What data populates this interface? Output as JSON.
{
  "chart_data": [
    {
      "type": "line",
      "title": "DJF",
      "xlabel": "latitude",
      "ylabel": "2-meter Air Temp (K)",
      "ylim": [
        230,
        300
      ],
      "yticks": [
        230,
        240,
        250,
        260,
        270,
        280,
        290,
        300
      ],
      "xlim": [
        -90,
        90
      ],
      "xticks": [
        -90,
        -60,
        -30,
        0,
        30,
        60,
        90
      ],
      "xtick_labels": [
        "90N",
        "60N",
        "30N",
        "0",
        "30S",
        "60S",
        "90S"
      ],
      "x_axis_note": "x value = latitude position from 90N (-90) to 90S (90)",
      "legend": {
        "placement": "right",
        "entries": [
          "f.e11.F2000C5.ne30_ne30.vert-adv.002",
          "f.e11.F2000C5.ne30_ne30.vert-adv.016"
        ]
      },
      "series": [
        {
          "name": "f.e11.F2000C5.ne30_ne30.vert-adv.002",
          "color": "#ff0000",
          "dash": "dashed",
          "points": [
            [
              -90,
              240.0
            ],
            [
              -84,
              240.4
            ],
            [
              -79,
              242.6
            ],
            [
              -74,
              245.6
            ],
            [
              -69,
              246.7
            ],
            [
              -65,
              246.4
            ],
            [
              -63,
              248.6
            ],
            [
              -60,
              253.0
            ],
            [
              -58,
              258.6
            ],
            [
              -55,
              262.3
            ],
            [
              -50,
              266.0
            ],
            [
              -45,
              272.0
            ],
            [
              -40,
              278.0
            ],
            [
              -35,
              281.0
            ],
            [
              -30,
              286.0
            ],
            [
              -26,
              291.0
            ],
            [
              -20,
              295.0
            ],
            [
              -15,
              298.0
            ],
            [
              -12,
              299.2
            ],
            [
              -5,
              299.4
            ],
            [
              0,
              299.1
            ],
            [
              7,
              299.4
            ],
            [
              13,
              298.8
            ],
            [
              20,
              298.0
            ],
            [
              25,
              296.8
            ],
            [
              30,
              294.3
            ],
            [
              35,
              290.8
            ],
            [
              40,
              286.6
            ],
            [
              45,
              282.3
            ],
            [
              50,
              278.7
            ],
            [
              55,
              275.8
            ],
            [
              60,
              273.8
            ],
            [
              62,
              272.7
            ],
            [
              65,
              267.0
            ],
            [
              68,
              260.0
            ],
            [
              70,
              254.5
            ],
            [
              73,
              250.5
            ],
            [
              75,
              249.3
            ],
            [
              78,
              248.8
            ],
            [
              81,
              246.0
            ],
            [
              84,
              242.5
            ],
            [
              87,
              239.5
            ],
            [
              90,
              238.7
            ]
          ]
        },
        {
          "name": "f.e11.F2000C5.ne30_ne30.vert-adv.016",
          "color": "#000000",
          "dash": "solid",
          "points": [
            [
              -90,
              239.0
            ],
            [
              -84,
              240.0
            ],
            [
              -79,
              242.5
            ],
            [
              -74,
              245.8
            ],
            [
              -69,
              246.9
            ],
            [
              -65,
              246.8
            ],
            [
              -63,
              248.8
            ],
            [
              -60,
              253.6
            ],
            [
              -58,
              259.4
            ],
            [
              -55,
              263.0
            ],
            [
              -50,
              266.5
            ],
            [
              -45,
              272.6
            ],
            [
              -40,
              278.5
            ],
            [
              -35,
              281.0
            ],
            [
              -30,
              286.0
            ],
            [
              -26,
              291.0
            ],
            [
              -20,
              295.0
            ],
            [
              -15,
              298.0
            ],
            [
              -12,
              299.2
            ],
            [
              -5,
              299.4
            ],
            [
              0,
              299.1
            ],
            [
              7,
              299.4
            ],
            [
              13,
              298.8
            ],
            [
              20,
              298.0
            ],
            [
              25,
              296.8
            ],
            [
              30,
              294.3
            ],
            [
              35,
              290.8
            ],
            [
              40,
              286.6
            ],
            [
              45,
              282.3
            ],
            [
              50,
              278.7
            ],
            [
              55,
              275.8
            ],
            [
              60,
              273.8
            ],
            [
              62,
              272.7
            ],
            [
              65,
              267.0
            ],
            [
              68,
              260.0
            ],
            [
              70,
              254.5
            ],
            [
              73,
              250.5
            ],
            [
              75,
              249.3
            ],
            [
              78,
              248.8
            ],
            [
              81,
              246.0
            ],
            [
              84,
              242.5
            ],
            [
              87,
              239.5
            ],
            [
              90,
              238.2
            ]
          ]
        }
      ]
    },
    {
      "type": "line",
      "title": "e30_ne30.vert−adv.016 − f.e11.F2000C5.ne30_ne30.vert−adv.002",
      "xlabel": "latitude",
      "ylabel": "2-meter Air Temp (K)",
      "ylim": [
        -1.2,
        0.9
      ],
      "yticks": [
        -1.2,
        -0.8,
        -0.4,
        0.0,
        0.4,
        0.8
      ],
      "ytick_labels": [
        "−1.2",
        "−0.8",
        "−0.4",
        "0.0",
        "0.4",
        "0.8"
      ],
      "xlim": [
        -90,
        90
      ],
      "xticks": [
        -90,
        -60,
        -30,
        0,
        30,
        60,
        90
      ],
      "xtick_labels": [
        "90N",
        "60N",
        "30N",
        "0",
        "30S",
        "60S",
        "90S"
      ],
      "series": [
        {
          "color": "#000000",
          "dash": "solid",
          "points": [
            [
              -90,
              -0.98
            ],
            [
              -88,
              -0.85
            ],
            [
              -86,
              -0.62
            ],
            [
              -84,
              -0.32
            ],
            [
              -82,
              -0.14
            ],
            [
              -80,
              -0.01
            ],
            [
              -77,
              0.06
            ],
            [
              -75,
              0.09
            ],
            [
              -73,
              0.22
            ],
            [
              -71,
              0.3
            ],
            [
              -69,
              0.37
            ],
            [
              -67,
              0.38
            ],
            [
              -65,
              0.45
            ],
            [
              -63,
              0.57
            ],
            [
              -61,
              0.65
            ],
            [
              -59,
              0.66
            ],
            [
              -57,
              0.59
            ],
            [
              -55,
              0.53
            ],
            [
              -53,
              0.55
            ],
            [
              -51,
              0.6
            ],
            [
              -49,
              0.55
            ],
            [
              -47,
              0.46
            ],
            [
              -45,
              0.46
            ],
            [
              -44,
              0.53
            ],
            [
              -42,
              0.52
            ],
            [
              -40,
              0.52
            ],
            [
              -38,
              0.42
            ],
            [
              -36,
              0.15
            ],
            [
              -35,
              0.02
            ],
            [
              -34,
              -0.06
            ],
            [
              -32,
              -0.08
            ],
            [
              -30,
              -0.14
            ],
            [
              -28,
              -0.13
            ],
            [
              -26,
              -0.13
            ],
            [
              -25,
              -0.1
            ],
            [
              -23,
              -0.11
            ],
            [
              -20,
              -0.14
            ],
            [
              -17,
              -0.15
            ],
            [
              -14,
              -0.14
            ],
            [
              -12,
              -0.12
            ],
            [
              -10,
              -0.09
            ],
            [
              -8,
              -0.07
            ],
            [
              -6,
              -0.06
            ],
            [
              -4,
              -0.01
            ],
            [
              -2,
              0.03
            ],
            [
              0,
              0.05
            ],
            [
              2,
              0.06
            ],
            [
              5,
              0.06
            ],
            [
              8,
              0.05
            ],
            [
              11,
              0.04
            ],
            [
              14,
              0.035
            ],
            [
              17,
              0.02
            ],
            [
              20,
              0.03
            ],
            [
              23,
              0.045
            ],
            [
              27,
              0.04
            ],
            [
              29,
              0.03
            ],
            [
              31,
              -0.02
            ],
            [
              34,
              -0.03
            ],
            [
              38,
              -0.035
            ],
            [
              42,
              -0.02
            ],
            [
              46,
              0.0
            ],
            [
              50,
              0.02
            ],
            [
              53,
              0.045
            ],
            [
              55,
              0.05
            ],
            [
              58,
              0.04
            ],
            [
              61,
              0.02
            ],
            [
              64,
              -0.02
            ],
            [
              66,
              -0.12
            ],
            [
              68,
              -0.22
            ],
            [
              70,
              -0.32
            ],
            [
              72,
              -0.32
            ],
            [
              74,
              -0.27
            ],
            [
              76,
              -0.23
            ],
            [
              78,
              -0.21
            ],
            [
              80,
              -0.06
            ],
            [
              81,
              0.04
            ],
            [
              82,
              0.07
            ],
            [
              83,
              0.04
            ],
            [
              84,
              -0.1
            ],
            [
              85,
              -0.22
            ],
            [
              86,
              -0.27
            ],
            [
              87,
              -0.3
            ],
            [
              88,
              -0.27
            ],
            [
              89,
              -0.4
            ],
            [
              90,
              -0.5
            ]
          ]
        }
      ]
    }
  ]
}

Short problem |
Find the string "name" in the entries above and return each line that holds it.

Answer below |
          "name": "f.e11.F2000C5.ne30_ne30.vert-adv.002",
          "name": "f.e11.F2000C5.ne30_ne30.vert-adv.016",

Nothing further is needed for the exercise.